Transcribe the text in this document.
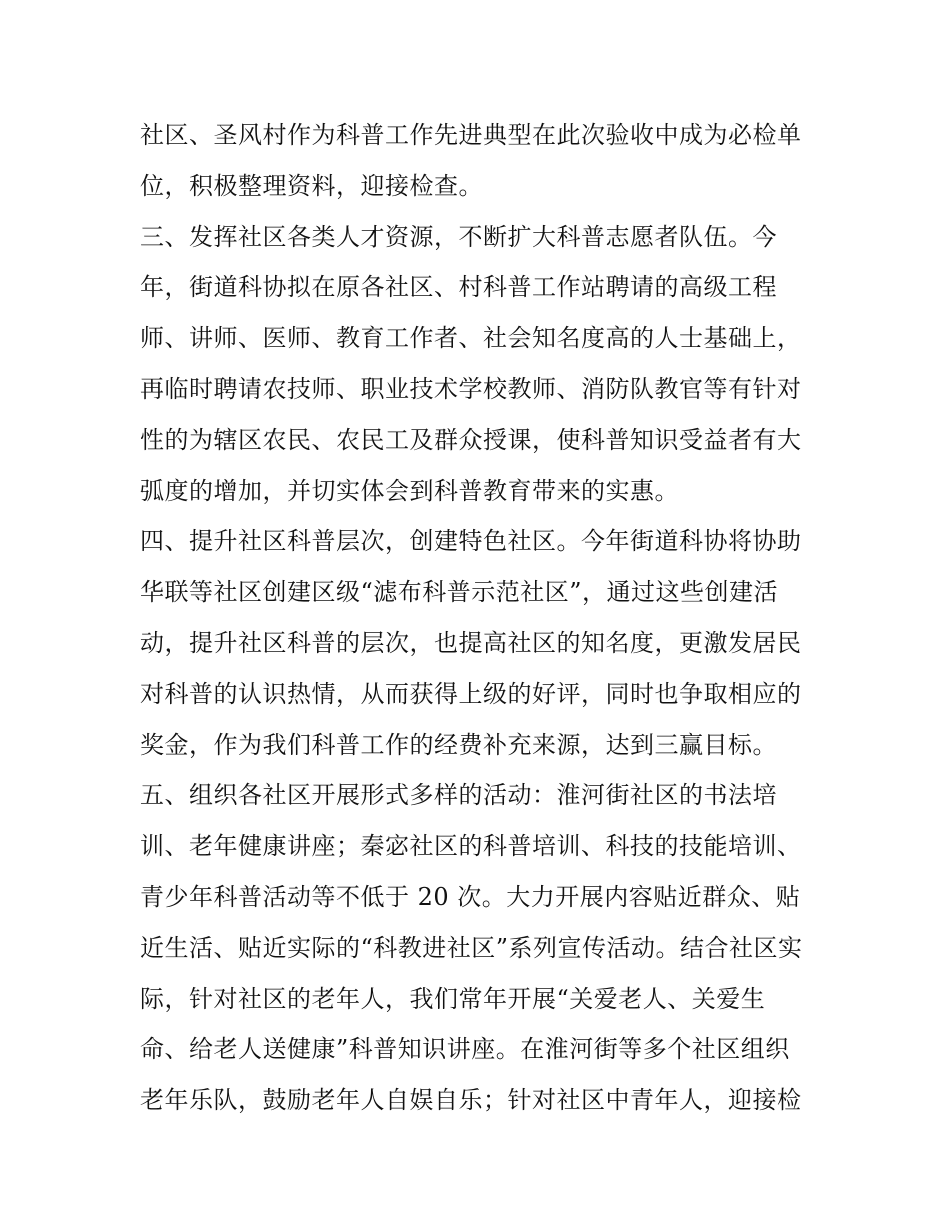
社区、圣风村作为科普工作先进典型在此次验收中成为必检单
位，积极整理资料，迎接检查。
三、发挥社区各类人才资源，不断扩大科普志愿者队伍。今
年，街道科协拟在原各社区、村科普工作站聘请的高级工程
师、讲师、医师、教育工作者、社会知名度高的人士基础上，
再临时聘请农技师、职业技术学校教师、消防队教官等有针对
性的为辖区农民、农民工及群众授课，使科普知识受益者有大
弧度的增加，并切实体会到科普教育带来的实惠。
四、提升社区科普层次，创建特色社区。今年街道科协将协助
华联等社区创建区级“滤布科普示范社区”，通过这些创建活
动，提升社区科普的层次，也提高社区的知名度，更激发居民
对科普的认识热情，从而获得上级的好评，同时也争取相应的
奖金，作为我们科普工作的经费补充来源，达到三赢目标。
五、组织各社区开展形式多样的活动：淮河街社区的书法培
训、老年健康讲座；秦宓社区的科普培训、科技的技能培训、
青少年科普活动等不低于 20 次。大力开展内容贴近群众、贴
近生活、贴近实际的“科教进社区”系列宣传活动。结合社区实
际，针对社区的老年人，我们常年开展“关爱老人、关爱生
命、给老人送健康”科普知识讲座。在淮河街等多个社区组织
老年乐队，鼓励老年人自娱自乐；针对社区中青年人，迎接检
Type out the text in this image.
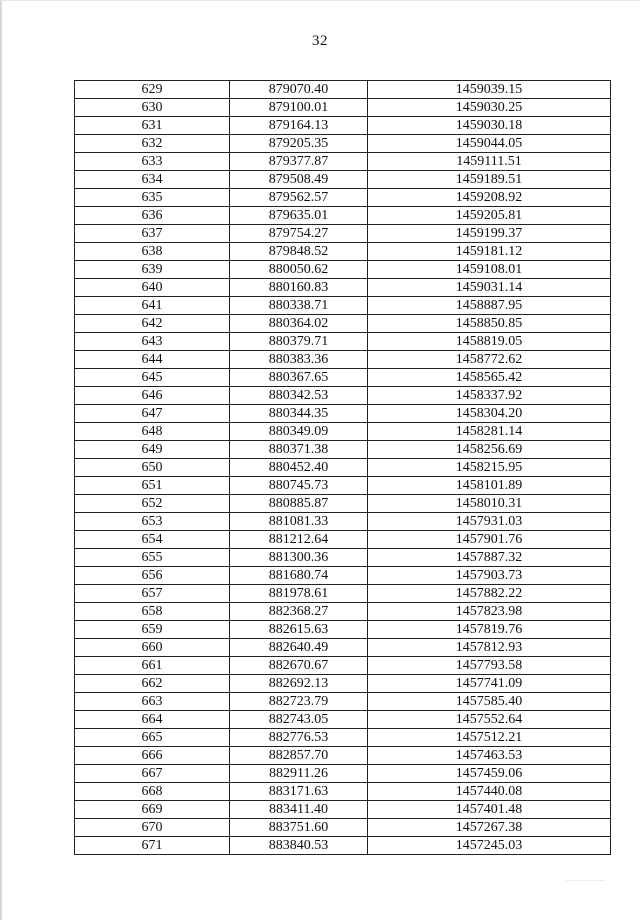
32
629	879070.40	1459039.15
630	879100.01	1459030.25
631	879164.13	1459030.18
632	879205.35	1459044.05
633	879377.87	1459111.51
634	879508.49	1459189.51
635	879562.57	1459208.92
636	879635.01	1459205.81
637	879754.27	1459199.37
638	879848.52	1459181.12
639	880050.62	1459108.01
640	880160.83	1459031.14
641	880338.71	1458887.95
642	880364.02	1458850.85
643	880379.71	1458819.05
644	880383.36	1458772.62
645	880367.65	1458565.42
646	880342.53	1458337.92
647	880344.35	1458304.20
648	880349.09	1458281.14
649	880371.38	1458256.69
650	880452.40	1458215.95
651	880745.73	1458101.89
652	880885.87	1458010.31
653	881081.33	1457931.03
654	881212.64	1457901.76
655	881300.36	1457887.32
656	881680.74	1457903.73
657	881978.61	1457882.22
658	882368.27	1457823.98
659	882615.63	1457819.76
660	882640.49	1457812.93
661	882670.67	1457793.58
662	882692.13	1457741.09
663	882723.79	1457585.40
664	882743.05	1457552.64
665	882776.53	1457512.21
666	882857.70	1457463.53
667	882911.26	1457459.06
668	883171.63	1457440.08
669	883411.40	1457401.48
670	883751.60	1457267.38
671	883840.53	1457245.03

====================

> [Task description] Find every line with "text" in the listing and state how many there are, nothing else.

> [Answer below] 2